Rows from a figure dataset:
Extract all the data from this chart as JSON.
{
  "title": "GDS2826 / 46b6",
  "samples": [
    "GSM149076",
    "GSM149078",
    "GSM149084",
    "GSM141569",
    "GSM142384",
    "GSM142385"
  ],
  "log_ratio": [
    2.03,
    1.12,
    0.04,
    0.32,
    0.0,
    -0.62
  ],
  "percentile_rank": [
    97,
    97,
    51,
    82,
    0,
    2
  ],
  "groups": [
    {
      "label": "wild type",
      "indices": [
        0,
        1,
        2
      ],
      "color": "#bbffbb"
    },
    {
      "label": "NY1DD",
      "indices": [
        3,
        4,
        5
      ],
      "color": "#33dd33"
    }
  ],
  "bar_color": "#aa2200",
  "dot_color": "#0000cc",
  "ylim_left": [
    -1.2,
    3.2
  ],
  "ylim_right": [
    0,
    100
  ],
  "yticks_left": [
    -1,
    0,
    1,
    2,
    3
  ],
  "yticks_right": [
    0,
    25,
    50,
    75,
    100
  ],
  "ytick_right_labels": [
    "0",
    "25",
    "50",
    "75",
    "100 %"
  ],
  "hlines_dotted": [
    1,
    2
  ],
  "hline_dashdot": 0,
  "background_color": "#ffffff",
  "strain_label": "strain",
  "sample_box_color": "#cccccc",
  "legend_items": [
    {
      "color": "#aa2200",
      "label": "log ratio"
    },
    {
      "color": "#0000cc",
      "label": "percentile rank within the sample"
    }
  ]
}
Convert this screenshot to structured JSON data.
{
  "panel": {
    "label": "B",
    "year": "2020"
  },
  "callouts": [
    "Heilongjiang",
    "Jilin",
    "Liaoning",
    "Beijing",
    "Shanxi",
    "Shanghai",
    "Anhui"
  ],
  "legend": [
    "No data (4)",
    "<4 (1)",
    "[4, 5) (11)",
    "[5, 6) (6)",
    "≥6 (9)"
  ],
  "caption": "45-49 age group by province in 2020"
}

## Your goal
Beginning with the line that contains "Convert this screenshot", quote each line exactly through the last line of the entries above, and nothing beyond them.

## Response to the task
Convert this screenshot to structured JSON data.
{
  "panel": {
    "label": "B",
    "year": "2020"
  },
  "callouts": [
    "Heilongjiang",
    "Jilin",
    "Liaoning",
    "Beijing",
    "Shanxi",
    "Shanghai",
    "Anhui"
  ],
  "legend": [
    "No data (4)",
    "<4 (1)",
    "[4, 5) (11)",
    "[5, 6) (6)",
    "≥6 (9)"
  ],
  "caption": "45-49 age group by province in 2020"
}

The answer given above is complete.